## Exercise description
Answer with nothing except the number of lines that contain the word "decisions".

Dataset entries
■ ■ ■ ■ ■
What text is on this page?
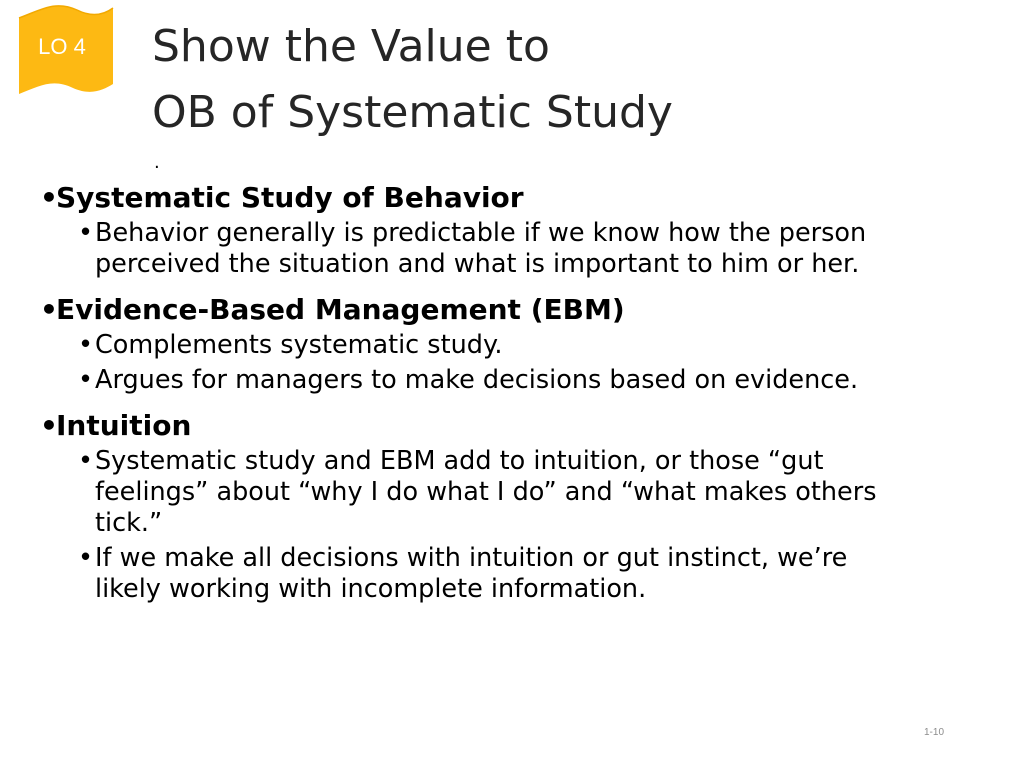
LO 4	Show the Value to
OB of Systematic Study
.
•
Systematic Study of Behavior
• Behavior generally is predictable if we know how the person perceived the situation and what is important to him or her.
•
Evidence-Based Management (EBM)
• Complements systematic study.
• Argues for managers to make decisions based on evidence.
•
Intuition
• Systematic study and EBM add to intuition, or those “gut feelings” about “why I do what I do” and “what makes others tick.”
• If we make all decisions with intuition or gut instinct, we’re likely working with incomplete information.
1-10
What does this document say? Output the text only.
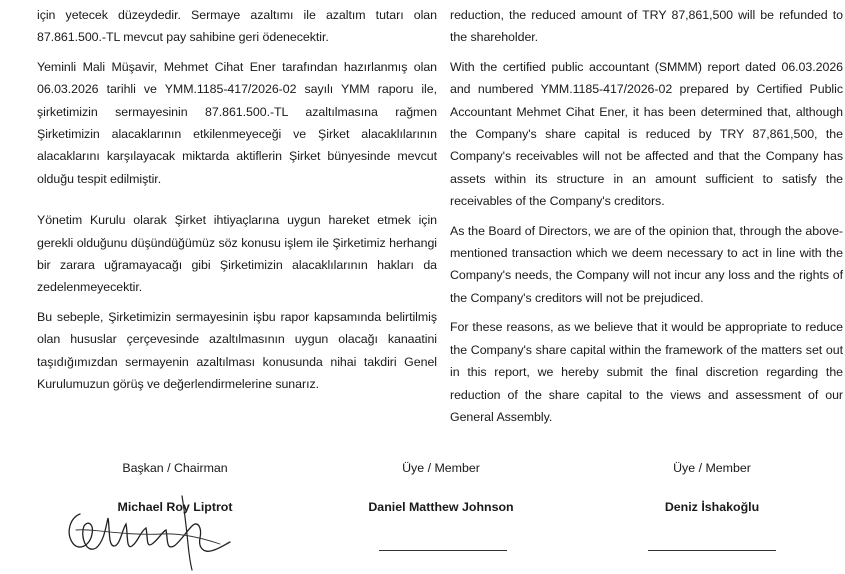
için yetecek düzeydedir. Sermaye azaltımı ile azaltım tutarı olan 87.861.500.-TL mevcut pay sahibine geri ödenecektir.

Yeminli Mali Müşavir, Mehmet Cihat Ener tarafından hazırlanmış olan 06.03.2026 tarihli ve YMM.1185-417/2026-02 sayılı YMM raporu ile, şirketimizin sermayesinin 87.861.500.-TL azaltılmasına rağmen Şirketimizin alacaklarının etkilenmeyeceği ve Şirket alacaklılarının alacaklarını karşılayacak miktarda aktiflerin Şirket bünyesinde mevcut olduğu tespit edilmiştir.

Yönetim Kurulu olarak Şirket ihtiyaçlarına uygun hareket etmek için gerekli olduğunu düşündüğümüz söz konusu işlem ile Şirketimiz herhangi bir zarara uğramayacağı gibi Şirketimizin alacaklılarının hakları da zedelenmeyecektir.

Bu sebeple, Şirketimizin sermayesinin işbu rapor kapsamında belirtilmiş olan hususlar çerçevesinde azaltılmasının uygun olacağı kanaatini taşıdığımızdan sermayenin azaltılması konusunda nihai takdiri Genel Kurulumuzun görüş ve değerlendirmelerine sunarız.

reduction, the reduced amount of TRY 87,861,500 will be refunded to the shareholder.

With the certified public accountant (SMMM) report dated 06.03.2026 and numbered YMM.1185-417/2026-02 prepared by Certified Public Accountant Mehmet Cihat Ener, it has been determined that, although the Company's share capital is reduced by TRY 87,861,500, the Company's receivables will not be affected and that the Company has assets within its structure in an amount sufficient to satisfy the receivables of the Company's creditors.

As the Board of Directors, we are of the opinion that, through the above-mentioned transaction which we deem necessary to act in line with the Company's needs, the Company will not incur any loss and the rights of the Company's creditors will not be prejudiced.

For these reasons, as we believe that it would be appropriate to reduce the Company's share capital within the framework of the matters set out in this report, we hereby submit the final discretion regarding the reduction of the share capital to the views and assessment of our General Assembly.

Başkan / Chairman
Michael Roy Liptrot
Üye / Member
Daniel Matthew Johnson
Üye / Member
Deniz İshakoğlu
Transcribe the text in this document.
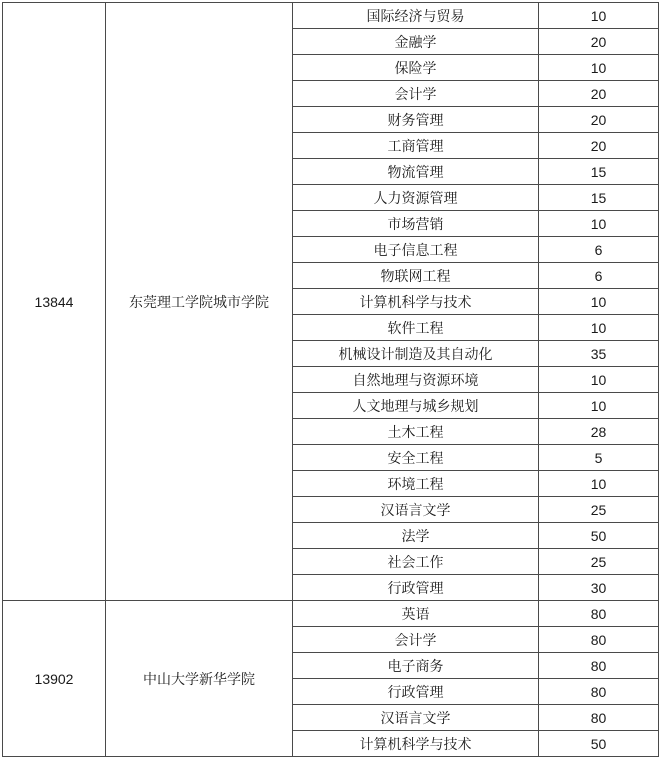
13844	东莞理工学院城市学院	国际经济与贸易	10
		金融学	20
		保险学	10
		会计学	20
		财务管理	20
		工商管理	20
		物流管理	15
		人力资源管理	15
		市场营销	10
		电子信息工程	6
		物联网工程	6
		计算机科学与技术	10
		软件工程	10
		机械设计制造及其自动化	35
		自然地理与资源环境	10
		人文地理与城乡规划	10
		土木工程	28
		安全工程	5
		环境工程	10
		汉语言文学	25
		法学	50
		社会工作	25
		行政管理	30
13902	中山大学新华学院	英语	80
		会计学	80
		电子商务	80
		行政管理	80
		汉语言文学	80
		计算机科学与技术	50
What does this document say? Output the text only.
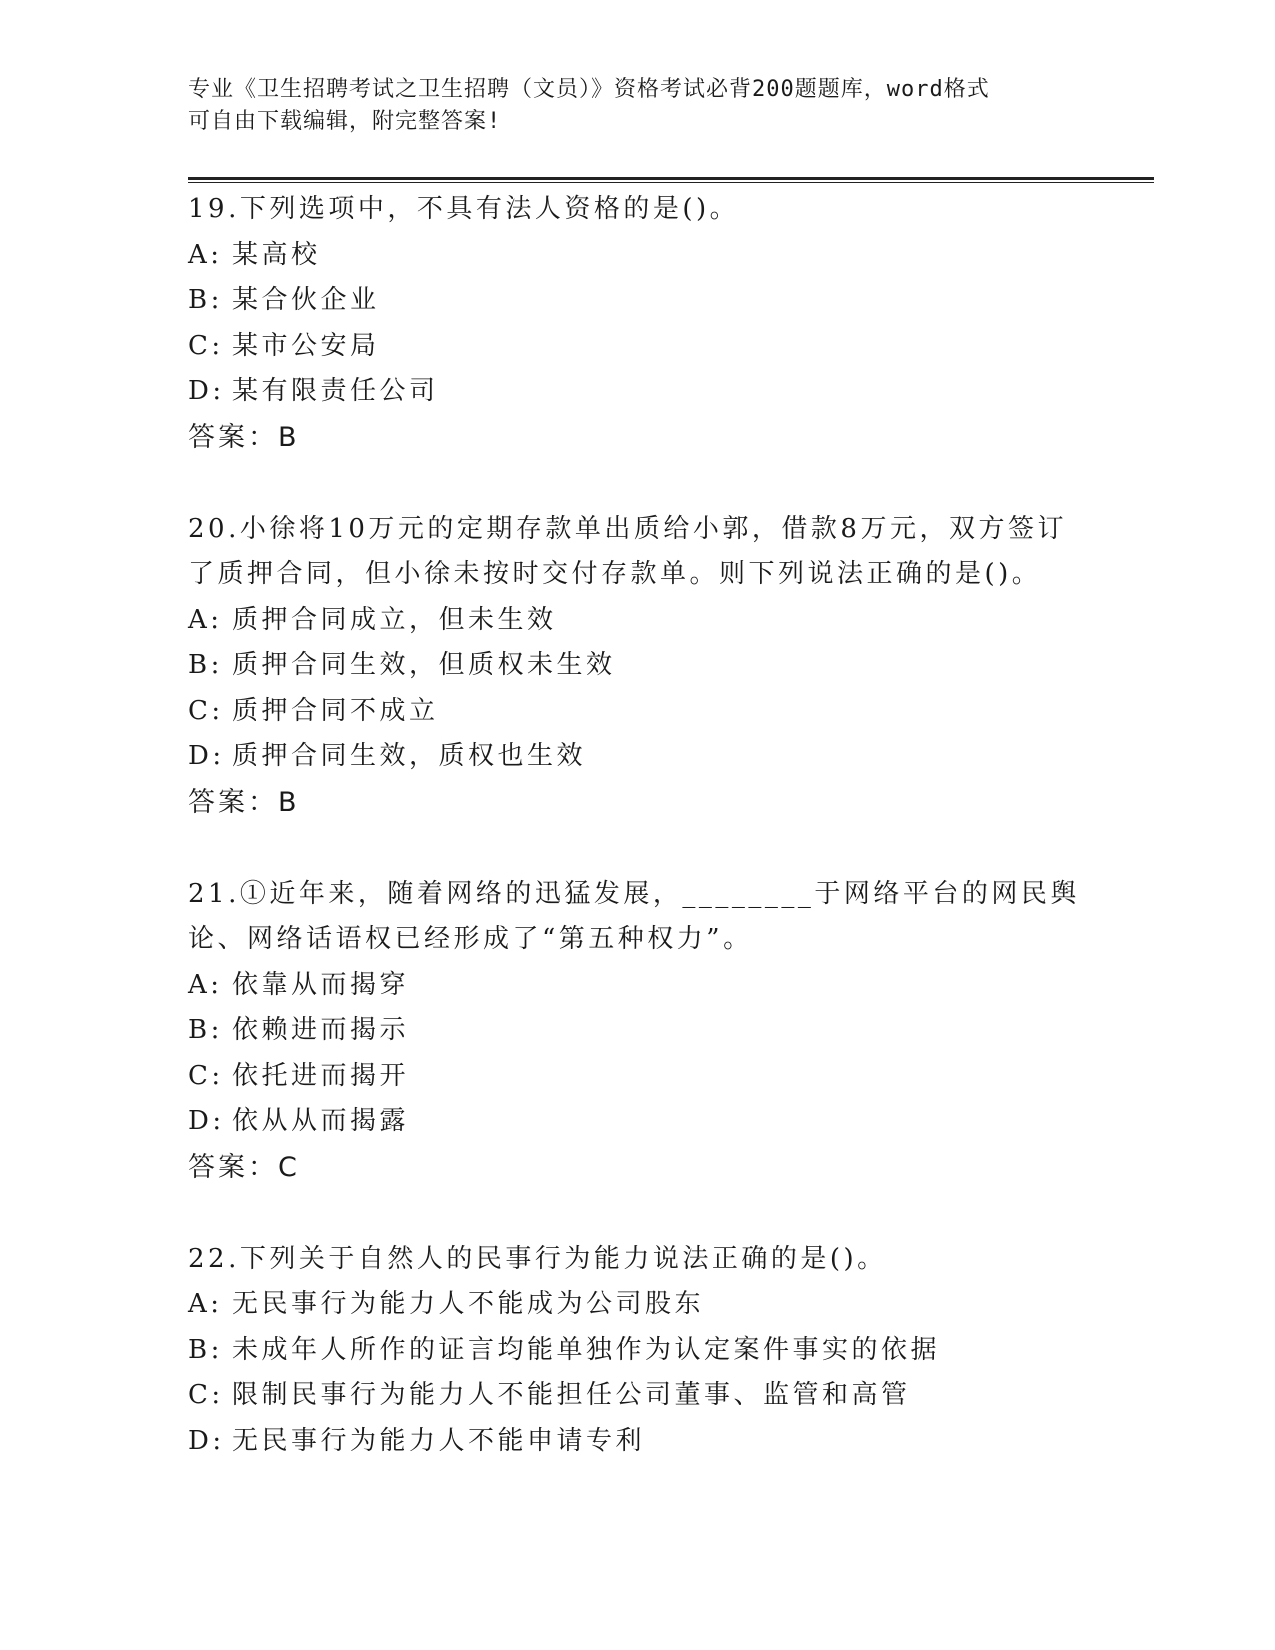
专业《卫生招聘考试之卫生招聘（文员）》资格考试必背200题题库，word格式
可自由下载编辑，附完整答案!
19.下列选项中，不具有法人资格的是()。
A: 某高校
B: 某合伙企业
C: 某市公安局
D: 某有限责任公司
答案：B
20.小徐将10万元的定期存款单出质给小郭，借款8万元，双方签订了质押合同，但小徐未按时交付存款单。则下列说法正确的是()。
A: 质押合同成立，但未生效
B: 质押合同生效，但质权未生效
C: 质押合同不成立
D: 质押合同生效，质权也生效
答案：B
21.①近年来，随着网络的迅猛发展，________于网络平台的网民舆论、网络话语权已经形成了“第五种权力”。
A: 依靠从而揭穿
B: 依赖进而揭示
C: 依托进而揭开
D: 依从从而揭露
答案：C
22.下列关于自然人的民事行为能力说法正确的是()。
A: 无民事行为能力人不能成为公司股东
B: 未成年人所作的证言均能单独作为认定案件事实的依据
C: 限制民事行为能力人不能担任公司董事、监管和高管
D: 无民事行为能力人不能申请专利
■ ■ ■ ■ ■
## Output for this exercise
2